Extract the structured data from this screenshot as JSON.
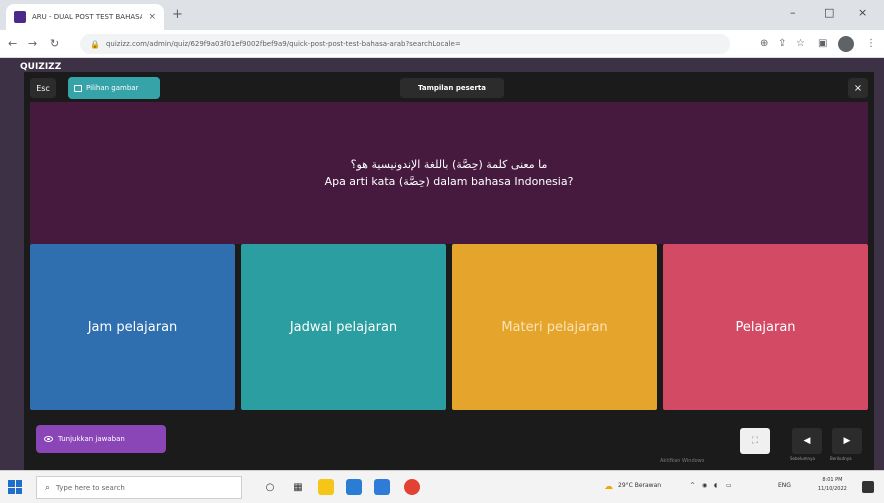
{
  "browser": {
    "tab_title": "ARU - DUAL POST TEST BAHASA",
    "tab_close": "×",
    "new_tab": "+",
    "window_controls": {
      "minimize": "–",
      "maximize": "□",
      "close": "×"
    },
    "nav": {
      "back": "←",
      "forward": "→",
      "reload": "↻"
    },
    "url": "quizizz.com/admin/quiz/629f9a03f01ef9002fbef9a9/quick-post-post-test-bahasa-arab?searchLocale="
  },
  "page": {
    "logo": "QUIZIZZ"
  },
  "modal": {
    "timer_label": "Esc",
    "theme_label": "Pilihan gambar",
    "participant_view_label": "Tampilan peserta",
    "close_label": "×",
    "question_arabic": "ما معنى كلمة (حِصَّة) باللغة الإندونيسية هو؟",
    "question_indonesian": "Apa arti kata (حِصَّة) dalam bahasa Indonesia?",
    "options": [
      {
        "label": "Jam pelajaran"
      },
      {
        "label": "Jadwal pelajaran"
      },
      {
        "label": "Materi pelajaran"
      },
      {
        "label": "Pelajaran"
      }
    ],
    "show_answer_label": "Tunjukkan jawaban",
    "controls": {
      "fullscreen_icon": "⛶",
      "prev_icon": "◀",
      "next_icon": "▶",
      "prev_label": "Sebelumnya",
      "next_label": "Berikutnya"
    },
    "activate_note": "Aktifkan Windows"
  },
  "taskbar": {
    "search_placeholder": "Type here to search",
    "weather": "29°C Berawan",
    "time": "8:01 PM",
    "date": "11/10/2022",
    "lang": "ENG"
  },
  "colors": {
    "question_bg": "#461a3f",
    "option1": "#2f6fb0",
    "option2": "#2a9ea0",
    "option3": "#e5a52c",
    "option4": "#d24a63",
    "theme_button": "#36a3a8",
    "show_answer_button": "#8a45b7"
  }
}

+++++

#### Given request:
Write out the entries again, exactly as given, skipping any images.

#### The solution:
Extract the structured data from this screenshot as JSON.
{
  "browser": {
    "tab_title": "ARU - DUAL POST TEST BAHASA",
    "tab_close": "×",
    "new_tab": "+",
    "window_controls": {
      "minimize": "–",
      "maximize": "□",
      "close": "×"
    },
    "nav": {
      "back": "←",
      "forward": "→",
      "reload": "↻"
    },
    "url": "quizizz.com/admin/quiz/629f9a03f01ef9002fbef9a9/quick-post-post-test-bahasa-arab?searchLocale="
  },
  "page": {
    "logo": "QUIZIZZ"
  },
  "modal": {
    "timer_label": "Esc",
    "theme_label": "Pilihan gambar",
    "participant_view_label": "Tampilan peserta",
    "close_label": "×",
    "question_arabic": "ما معنى كلمة (حِصَّة) باللغة الإندونيسية هو؟",
    "question_indonesian": "Apa arti kata (حِصَّة) dalam bahasa Indonesia?",
    "options": [
      {
        "label": "Jam pelajaran"
      },
      {
        "label": "Jadwal pelajaran"
      },
      {
        "label": "Materi pelajaran"
      },
      {
        "label": "Pelajaran"
      }
    ],
    "show_answer_label": "Tunjukkan jawaban",
    "controls": {
      "fullscreen_icon": "⛶",
      "prev_icon": "◀",
      "next_icon": "▶",
      "prev_label": "Sebelumnya",
      "next_label": "Berikutnya"
    },
    "activate_note": "Aktifkan Windows"
  },
  "taskbar": {
    "search_placeholder": "Type here to search",
    "weather": "29°C Berawan",
    "time": "8:01 PM",
    "date": "11/10/2022",
    "lang": "ENG"
  },
  "colors": {
    "question_bg": "#461a3f",
    "option1": "#2f6fb0",
    "option2": "#2a9ea0",
    "option3": "#e5a52c",
    "option4": "#d24a63",
    "theme_button": "#36a3a8",
    "show_answer_button": "#8a45b7"
  }
}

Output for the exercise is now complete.